[Stored data]
────
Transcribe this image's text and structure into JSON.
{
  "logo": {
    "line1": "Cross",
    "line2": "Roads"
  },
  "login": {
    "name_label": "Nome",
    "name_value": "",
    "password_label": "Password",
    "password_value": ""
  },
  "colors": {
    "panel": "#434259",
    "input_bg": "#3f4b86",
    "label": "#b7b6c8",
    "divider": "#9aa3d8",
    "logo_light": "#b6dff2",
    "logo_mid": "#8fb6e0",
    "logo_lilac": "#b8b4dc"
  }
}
────
(THE PROBLEM): Write each line above out exactly.

(ANSWER BELOW):
Transcribe this image's text and structure into JSON.
{
  "logo": {
    "line1": "Cross",
    "line2": "Roads"
  },
  "login": {
    "name_label": "Nome",
    "name_value": "",
    "password_label": "Password",
    "password_value": ""
  },
  "colors": {
    "panel": "#434259",
    "input_bg": "#3f4b86",
    "label": "#b7b6c8",
    "divider": "#9aa3d8",
    "logo_light": "#b6dff2",
    "logo_mid": "#8fb6e0",
    "logo_lilac": "#b8b4dc"
  }
}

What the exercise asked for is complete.